── Materials provided ──
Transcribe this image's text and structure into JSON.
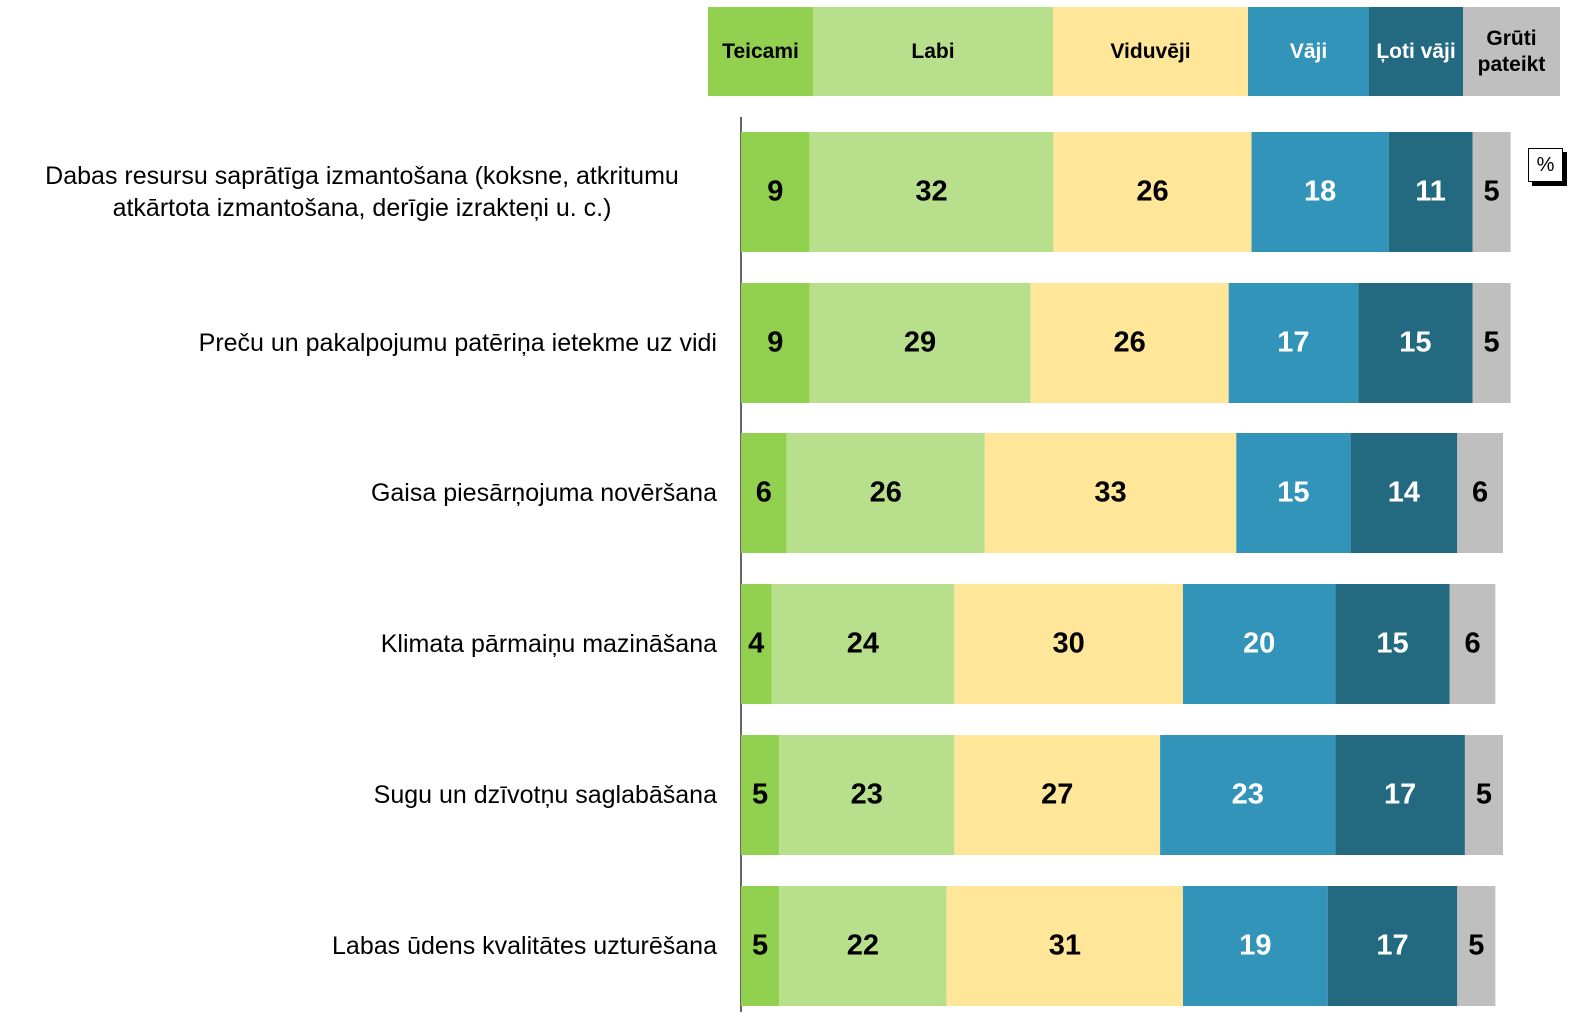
{
  "chart_data": {
    "type": "stacked_bar_horizontal",
    "unit_label": "%",
    "categories": [
      "Dabas resursu saprātīga izmantošana (koksne, atkritumu atkārtota izmantošana, derīgie izrakteņi u. c.)",
      "Preču un pakalpojumu patēriņa ietekme uz vidi",
      "Gaisa piesārņojuma novēršana",
      "Klimata pārmaiņu mazināšana",
      "Sugu un dzīvotņu saglabāšana",
      "Labas ūdens kvalitātes uzturēšana"
    ],
    "xlim": [
      0,
      100
    ],
    "series": [
      {
        "name": "Teicami",
        "color": "#92d050",
        "values": [
          9,
          9,
          6,
          4,
          5,
          5
        ]
      },
      {
        "name": "Labi",
        "color": "#b8e08c",
        "values": [
          32,
          29,
          26,
          24,
          23,
          22
        ]
      },
      {
        "name": "Viduvēji",
        "color": "#ffe699",
        "values": [
          26,
          26,
          33,
          30,
          27,
          31
        ]
      },
      {
        "name": "Vāji",
        "color": "#3194b8",
        "values": [
          18,
          17,
          15,
          20,
          23,
          19
        ]
      },
      {
        "name": "Ļoti vāji",
        "color": "#236a80",
        "values": [
          11,
          15,
          14,
          15,
          17,
          17
        ]
      },
      {
        "name": "Grūti pateikt",
        "color": "#bfbfbf",
        "values": [
          5,
          5,
          6,
          6,
          5,
          5
        ]
      }
    ]
  }
}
───
**Instructions to follow**:
Each line in the listing above that contains "color" should be copied.

**Solution**:
        "color": "#92d050",
        "color": "#b8e08c",
        "color": "#ffe699",
        "color": "#3194b8",
        "color": "#236a80",
        "color": "#bfbfbf",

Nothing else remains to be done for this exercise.